Excerpt to read
Exploring the traces of Jewish Český Těšín

Brief Biographies of the Witnesses

Fany Hochstein was born into an Orthodox Jewish family in Košice on June 21, 1915. She married in the 1930s and moved with her husband to Český Těšín.

After the occupation of the city, she fled to Kraków, where she gave birth to a son. When the Nazis established a Jewish ghetto in the town, she fled. She was caught and transported to the ghetto in Bochnia, from where she also escaped. She hid in Prokocim, then the family decided to flee to Hungary, which was still safe for Jews at that time. She made her way to Budapest via Liptovský Svatý Mikuláš and Košice, where she obtained a false Christian identity and false documents.

She settled in Debrecen, but was eventually arrested in the summer of 1944 and interned in the concentration camp in Sárvár. After the deportations from Hungary began, she was deported to the Auschwitz-Birkenau death camp, where she survived several selections and lived to see liberation. She returned to Český Těšín and in 1949 she illegally made her way to Vienna, from where she immigrated to Israel.

The interview was filmed on November 14, 1996 in Netanya, Israel.

Alfred Hartmann was born on December 30, 1914. He grew up in Těšín, Poland, where his father owned a wine shop. He went to a German school and later to a Polish trade school. He briefly participated in the activities of the Zionist Hashomer Hatzair movement, but was not interested in politics. He played football for the Czech club SK Těšín, later moving to the Czech side of town.

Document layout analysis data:

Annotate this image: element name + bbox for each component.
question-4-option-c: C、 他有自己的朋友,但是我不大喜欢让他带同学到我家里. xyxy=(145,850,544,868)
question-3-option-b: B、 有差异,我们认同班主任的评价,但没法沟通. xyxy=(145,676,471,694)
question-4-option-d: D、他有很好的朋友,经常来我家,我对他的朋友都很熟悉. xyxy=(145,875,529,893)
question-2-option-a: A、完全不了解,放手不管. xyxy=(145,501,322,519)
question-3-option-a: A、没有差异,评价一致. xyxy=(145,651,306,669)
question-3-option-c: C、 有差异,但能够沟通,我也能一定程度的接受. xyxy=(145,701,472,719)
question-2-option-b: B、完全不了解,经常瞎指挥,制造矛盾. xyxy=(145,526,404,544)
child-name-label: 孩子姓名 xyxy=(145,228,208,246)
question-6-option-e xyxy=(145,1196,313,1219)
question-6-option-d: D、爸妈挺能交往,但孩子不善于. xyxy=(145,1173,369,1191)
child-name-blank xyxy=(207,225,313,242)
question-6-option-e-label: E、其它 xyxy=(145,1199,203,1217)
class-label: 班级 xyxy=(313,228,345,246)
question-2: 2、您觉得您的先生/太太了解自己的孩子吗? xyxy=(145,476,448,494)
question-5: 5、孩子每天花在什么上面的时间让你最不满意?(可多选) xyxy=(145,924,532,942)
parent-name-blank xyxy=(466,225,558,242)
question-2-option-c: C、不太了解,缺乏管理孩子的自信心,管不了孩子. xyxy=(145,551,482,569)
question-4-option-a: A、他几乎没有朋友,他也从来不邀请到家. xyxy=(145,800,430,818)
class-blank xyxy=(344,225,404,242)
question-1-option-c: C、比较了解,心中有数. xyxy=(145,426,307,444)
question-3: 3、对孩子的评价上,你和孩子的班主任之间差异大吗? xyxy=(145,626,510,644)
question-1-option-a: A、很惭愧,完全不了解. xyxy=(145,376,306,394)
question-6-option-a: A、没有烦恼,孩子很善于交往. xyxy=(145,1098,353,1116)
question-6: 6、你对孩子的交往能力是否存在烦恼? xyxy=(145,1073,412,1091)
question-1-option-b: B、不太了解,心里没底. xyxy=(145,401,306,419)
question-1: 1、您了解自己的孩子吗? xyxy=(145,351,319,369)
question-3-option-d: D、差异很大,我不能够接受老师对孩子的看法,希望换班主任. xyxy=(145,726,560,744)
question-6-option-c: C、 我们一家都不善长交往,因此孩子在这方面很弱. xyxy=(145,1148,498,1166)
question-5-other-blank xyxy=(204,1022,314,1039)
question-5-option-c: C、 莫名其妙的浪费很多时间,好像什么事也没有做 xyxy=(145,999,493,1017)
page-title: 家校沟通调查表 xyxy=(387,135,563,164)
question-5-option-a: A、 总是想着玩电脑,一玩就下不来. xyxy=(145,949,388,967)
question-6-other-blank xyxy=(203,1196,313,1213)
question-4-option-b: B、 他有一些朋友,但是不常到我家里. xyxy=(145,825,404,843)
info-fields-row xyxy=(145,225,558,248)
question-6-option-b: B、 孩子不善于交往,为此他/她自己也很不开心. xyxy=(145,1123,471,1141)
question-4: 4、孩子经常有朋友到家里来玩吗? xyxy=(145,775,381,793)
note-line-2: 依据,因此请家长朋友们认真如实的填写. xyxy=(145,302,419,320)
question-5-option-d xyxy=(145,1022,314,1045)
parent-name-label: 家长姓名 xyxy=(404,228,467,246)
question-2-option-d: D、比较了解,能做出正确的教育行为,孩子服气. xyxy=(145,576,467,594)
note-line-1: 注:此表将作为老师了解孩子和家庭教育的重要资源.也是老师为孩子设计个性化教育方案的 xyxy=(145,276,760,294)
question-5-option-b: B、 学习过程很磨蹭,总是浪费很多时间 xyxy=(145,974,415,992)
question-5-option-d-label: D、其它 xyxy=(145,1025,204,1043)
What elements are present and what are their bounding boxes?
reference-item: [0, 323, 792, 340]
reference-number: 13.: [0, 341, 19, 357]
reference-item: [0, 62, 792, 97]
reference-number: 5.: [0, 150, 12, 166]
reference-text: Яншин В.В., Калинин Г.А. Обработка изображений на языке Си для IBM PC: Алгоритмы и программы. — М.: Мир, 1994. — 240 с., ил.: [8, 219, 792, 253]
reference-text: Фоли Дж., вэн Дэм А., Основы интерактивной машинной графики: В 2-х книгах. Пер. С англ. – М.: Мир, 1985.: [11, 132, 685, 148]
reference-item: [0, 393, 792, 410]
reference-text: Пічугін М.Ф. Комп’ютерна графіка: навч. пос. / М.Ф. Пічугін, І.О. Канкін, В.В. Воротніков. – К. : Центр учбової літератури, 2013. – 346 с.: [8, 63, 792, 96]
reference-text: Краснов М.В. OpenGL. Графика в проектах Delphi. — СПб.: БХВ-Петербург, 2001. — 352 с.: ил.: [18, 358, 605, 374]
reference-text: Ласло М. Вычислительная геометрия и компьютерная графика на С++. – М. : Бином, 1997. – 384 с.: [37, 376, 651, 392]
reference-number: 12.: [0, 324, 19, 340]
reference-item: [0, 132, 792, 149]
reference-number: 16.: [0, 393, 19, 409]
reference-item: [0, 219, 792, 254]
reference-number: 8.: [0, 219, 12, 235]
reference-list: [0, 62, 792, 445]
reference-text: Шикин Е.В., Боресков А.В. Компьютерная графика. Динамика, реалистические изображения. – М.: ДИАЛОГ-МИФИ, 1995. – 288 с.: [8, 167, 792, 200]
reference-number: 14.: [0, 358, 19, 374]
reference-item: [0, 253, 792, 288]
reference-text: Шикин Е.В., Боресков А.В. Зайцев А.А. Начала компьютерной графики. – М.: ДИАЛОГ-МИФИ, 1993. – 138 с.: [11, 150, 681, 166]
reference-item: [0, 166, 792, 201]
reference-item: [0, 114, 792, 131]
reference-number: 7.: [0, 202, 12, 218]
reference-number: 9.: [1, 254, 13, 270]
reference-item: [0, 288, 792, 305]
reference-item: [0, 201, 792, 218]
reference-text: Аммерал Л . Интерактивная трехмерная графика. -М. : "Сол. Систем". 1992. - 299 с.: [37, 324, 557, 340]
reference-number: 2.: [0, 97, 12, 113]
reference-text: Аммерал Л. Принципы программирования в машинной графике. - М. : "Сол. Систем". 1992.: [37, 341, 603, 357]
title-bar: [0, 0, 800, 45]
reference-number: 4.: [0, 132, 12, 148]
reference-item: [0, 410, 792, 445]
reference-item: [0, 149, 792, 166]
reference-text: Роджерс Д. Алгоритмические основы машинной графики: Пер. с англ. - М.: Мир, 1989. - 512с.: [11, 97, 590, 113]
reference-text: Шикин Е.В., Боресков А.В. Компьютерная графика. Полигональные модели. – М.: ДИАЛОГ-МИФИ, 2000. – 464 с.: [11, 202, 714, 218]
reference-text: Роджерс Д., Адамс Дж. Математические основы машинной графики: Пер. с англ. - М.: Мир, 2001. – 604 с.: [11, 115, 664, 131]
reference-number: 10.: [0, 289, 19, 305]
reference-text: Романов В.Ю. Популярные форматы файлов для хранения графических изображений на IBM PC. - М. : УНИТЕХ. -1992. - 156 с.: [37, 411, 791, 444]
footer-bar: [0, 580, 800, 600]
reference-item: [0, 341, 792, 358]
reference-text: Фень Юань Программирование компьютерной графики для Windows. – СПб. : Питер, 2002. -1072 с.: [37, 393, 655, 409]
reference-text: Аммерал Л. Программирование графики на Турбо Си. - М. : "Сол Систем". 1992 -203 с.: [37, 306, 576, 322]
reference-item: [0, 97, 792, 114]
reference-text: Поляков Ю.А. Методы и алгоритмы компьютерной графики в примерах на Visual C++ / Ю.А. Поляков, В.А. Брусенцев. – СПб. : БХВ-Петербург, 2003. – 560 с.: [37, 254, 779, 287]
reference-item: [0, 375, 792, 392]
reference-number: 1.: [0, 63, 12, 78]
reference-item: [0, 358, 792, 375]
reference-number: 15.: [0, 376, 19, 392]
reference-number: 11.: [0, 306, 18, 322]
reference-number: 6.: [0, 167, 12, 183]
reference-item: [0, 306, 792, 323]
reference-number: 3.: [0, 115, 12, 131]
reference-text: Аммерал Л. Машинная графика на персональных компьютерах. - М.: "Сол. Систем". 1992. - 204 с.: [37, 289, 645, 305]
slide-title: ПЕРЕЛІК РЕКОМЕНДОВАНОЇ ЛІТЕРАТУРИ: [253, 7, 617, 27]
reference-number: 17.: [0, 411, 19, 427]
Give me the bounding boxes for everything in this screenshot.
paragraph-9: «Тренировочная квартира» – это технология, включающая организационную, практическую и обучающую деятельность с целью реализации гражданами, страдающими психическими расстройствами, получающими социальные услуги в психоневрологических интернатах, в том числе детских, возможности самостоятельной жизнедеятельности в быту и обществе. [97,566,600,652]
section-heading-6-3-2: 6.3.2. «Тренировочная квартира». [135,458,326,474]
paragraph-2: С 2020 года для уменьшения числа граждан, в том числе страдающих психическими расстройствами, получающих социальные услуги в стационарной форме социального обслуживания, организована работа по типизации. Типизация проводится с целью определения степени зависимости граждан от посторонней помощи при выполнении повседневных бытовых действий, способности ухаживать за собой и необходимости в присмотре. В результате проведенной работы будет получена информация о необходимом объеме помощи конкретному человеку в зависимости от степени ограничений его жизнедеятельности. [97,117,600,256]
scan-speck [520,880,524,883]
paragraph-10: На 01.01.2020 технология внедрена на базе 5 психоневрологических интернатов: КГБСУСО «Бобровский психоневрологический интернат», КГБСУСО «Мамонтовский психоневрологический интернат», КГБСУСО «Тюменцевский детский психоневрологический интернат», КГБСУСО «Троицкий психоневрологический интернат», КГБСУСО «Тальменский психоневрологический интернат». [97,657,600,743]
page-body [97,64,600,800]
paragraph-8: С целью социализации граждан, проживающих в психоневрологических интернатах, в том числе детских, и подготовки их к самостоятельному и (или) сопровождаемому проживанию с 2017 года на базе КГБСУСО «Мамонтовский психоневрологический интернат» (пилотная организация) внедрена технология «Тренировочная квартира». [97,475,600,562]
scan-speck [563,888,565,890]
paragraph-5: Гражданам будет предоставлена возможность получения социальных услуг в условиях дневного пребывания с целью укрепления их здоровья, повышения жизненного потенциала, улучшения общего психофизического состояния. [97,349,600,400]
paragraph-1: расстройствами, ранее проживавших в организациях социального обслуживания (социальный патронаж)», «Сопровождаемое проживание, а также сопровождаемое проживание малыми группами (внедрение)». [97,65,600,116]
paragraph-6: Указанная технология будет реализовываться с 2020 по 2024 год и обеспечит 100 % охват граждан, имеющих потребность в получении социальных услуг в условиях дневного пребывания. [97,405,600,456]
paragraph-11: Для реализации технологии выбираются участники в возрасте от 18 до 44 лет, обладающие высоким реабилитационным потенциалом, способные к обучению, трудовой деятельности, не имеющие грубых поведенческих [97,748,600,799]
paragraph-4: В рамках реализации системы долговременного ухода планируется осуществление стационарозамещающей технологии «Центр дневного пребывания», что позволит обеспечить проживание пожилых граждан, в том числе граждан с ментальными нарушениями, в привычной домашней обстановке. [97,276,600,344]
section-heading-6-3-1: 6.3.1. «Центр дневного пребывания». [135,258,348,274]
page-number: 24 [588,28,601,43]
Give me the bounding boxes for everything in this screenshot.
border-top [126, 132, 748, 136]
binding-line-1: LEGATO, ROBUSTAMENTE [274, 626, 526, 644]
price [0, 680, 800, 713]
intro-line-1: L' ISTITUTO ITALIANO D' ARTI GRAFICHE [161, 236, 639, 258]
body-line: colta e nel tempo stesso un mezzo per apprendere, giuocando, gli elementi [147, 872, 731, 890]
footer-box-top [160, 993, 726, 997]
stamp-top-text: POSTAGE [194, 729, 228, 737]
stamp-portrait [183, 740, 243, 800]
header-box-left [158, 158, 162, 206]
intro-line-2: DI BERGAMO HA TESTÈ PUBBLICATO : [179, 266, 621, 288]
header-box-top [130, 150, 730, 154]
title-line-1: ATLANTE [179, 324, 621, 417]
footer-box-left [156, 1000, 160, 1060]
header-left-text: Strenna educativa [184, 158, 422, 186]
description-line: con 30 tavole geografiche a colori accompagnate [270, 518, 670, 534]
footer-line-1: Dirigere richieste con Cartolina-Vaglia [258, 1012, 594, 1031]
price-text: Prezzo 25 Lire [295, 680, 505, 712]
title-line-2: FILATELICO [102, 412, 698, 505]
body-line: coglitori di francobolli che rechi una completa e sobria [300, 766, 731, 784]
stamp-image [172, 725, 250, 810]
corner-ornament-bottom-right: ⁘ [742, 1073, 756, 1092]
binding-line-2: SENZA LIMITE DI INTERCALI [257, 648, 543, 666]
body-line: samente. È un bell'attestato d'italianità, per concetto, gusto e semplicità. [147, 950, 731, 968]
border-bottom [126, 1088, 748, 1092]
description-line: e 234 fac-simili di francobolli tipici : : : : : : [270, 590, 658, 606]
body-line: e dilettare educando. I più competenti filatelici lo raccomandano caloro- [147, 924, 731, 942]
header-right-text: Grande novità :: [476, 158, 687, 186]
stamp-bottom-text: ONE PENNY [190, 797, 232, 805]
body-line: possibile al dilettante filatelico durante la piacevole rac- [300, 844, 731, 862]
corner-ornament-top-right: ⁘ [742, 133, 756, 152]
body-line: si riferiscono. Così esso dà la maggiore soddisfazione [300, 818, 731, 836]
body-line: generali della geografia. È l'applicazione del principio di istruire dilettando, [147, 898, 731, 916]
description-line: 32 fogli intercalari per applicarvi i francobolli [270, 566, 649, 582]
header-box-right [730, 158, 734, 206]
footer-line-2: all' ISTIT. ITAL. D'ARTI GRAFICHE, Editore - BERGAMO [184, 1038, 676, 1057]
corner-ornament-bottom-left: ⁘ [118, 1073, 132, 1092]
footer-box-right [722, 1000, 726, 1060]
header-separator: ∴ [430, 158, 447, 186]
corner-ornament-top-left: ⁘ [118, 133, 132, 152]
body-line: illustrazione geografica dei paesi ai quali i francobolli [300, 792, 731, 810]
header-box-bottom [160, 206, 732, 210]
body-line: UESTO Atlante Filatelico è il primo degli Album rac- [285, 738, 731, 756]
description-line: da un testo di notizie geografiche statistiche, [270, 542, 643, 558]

Exercises to complete
• A. Using the witness biographies, please judge whether each statement agrees with the text. Answer yes or no for each and quote the words that decide it. (i) Fany Hochstein was born in Košice. (ii) Fany Hochstein's interview was filmed in Vienna. (iii) Alfred Hartmann's father owned a wine shop.
• B. Carry on the witness biographies after their last sentence.

Results of the tasks
• A.
(i) Yes: "Fany Hochstein was born into an Orthodox Jewish family in Košice on June 21, 1915."
(ii) No: "The interview was filmed on November 14, 1996 in Netanya, Israel."
(iii) Yes: "He grew up in Těšín, Poland, where his father owned a wine shop."

• B.
He was actively involved in helping Jewish refugees from Nazism who were heading west or east through Poland after the occupation of the rest of Czechoslovakia. After the start of World War II, he became a refugee himself, heading for Soviet-occupied Polish territory. He settled in Lwów, married.

Then he was arrested by the Soviet secret police and deported with his wife to Siberia, to Tyumen, where he was put to forced labour, later deported to Omsk. Like thousands of other Czechoslovak prisoners in the Gulag, he was released after the formation of the Czechoslovak army unit in Buzuluk. With this eastern exile army he returned to his homeland and settled in Prague. In the 1950s he was imprisoned again, worked in the uranium mines in Jáchymov.

The interview was recorded on 16 July 1996 in Prague.